═════ Data shown ═════
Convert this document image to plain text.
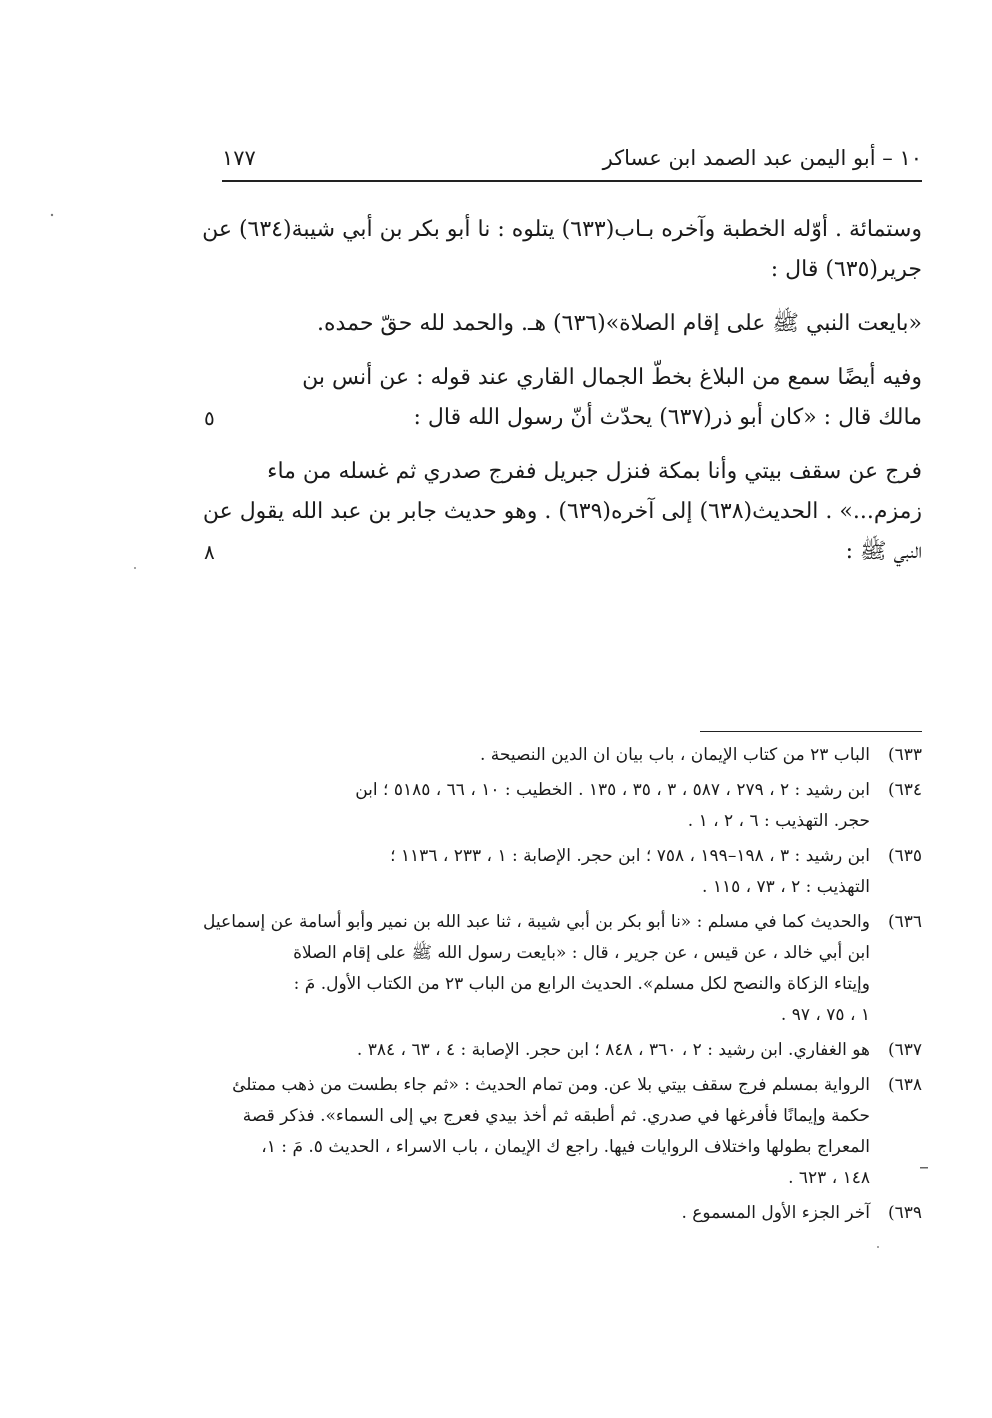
١٧٧	١٠ – أبو اليمن عبد الصمد ابن عساكر

وستمائة . أوّله الخطبة وآخره بـاب(٦٣٣) يتلوه : نا أبو بكر بن أبي شيبة(٦٣٤) عن
جرير(٦٣٥) قال :

«بايعت النبي ﷺ على إقام الصلاة»(٦٣٦) هـ. والحمد لله حقّ حمده.

وفيه أيضًا سمع من البلاغ بخطّ الجمال القاري عند قوله : عن أنس بن
مالك قال : «كان أبو ذر(٦٣٧) يحدّث أنّ رسول الله قال :
٥

فرج عن سقف بيتي وأنا بمكة فنزل جبريل ففرج صدري ثم غسله من ماء
زمزم...» . الحديث(٦٣٨) إلى آخره(٦٣٩) . وهو حديث جابر بن عبد الله يقول عن
النبي ﷺ :
٨

٦٣٣)
الباب ٢٣ من كتاب الإيمان ، باب بيان ان الدين النصيحة .
٦٣٤)
ابن رشيد : ٢ ، ٢٧٩ ، ٥٨٧ ، ٣ ، ٣٥ ، ١٣٥ . الخطيب : ١٠ ، ٦٦ ، ٥١٨٥ ؛ ابن
حجر. التهذيب : ٦ ، ٢ ، ١ .
٦٣٥)
ابن رشيد : ٣ ، ١٩٨–١٩٩ ، ٧٥٨ ؛ ابن حجر. الإصابة : ١ ، ٢٣٣ ، ١١٣٦ ؛
التهذيب : ٢ ، ٧٣ ، ١١٥ .
٦٣٦)
والحديث كما في مسلم : «نا أبو بكر بن أبي شيبة ، ثنا عبد الله بن نمير وأبو أسامة عن إسماعيل
ابن أبي خالد ، عن قيس ، عن جرير ، قال : «بايعت رسول الله ﷺ على إقام الصلاة
وإيتاء الزكاة والنصح لكل مسلم». الحديث الرابع من الباب ٢٣ من الكتاب الأول. مَ :
١ ، ٧٥ ، ٩٧ .
٦٣٧)
هو الغفاري. ابن رشيد : ٢ ، ٣٦٠ ، ٨٤٨ ؛ ابن حجر. الإصابة : ٤ ، ٦٣ ، ٣٨٤ .
٦٣٨)
الرواية بمسلم فرج سقف بيتي بلا عن. ومن تمام الحديث : «ثم جاء بطست من ذهب ممتلئ
حكمة وإيمانًا فأفرغها في صدري. ثم أطبقه ثم أخذ بيدي فعرج بي إلى السماء». فذكر قصة
المعراج بطولها واختلاف الروايات فيها. راجع ك الإيمان ، باب الاسراء ، الحديث ٥. مَ : ١،
١٤٨ ، ٦٢٣ .
٦٣٩)
آخر الجزء الأول المسموع .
═════
Exactly reproduce each record, leaving out any pictures.

Convert this document image to plain text.
١٧٧	١٠ – أبو اليمن عبد الصمد ابن عساكر

وستمائة . أوّله الخطبة وآخره بـاب(٦٣٣) يتلوه : نا أبو بكر بن أبي شيبة(٦٣٤) عن
جرير(٦٣٥) قال :

«بايعت النبي ﷺ على إقام الصلاة»(٦٣٦) هـ. والحمد لله حقّ حمده.

وفيه أيضًا سمع من البلاغ بخطّ الجمال القاري عند قوله : عن أنس بن
مالك قال : «كان أبو ذر(٦٣٧) يحدّث أنّ رسول الله قال :
٥

فرج عن سقف بيتي وأنا بمكة فنزل جبريل ففرج صدري ثم غسله من ماء
زمزم...» . الحديث(٦٣٨) إلى آخره(٦٣٩) . وهو حديث جابر بن عبد الله يقول عن
النبي ﷺ :
٨

٦٣٣)
الباب ٢٣ من كتاب الإيمان ، باب بيان ان الدين النصيحة .
٦٣٤)
ابن رشيد : ٢ ، ٢٧٩ ، ٥٨٧ ، ٣ ، ٣٥ ، ١٣٥ . الخطيب : ١٠ ، ٦٦ ، ٥١٨٥ ؛ ابن
حجر. التهذيب : ٦ ، ٢ ، ١ .
٦٣٥)
ابن رشيد : ٣ ، ١٩٨–١٩٩ ، ٧٥٨ ؛ ابن حجر. الإصابة : ١ ، ٢٣٣ ، ١١٣٦ ؛
التهذيب : ٢ ، ٧٣ ، ١١٥ .
٦٣٦)
والحديث كما في مسلم : «نا أبو بكر بن أبي شيبة ، ثنا عبد الله بن نمير وأبو أسامة عن إسماعيل
ابن أبي خالد ، عن قيس ، عن جرير ، قال : «بايعت رسول الله ﷺ على إقام الصلاة
وإيتاء الزكاة والنصح لكل مسلم». الحديث الرابع من الباب ٢٣ من الكتاب الأول. مَ :
١ ، ٧٥ ، ٩٧ .
٦٣٧)
هو الغفاري. ابن رشيد : ٢ ، ٣٦٠ ، ٨٤٨ ؛ ابن حجر. الإصابة : ٤ ، ٦٣ ، ٣٨٤ .
٦٣٨)
الرواية بمسلم فرج سقف بيتي بلا عن. ومن تمام الحديث : «ثم جاء بطست من ذهب ممتلئ
حكمة وإيمانًا فأفرغها في صدري. ثم أطبقه ثم أخذ بيدي فعرج بي إلى السماء». فذكر قصة
المعراج بطولها واختلاف الروايات فيها. راجع ك الإيمان ، باب الاسراء ، الحديث ٥. مَ : ١،
١٤٨ ، ٦٢٣ .
٦٣٩)
آخر الجزء الأول المسموع .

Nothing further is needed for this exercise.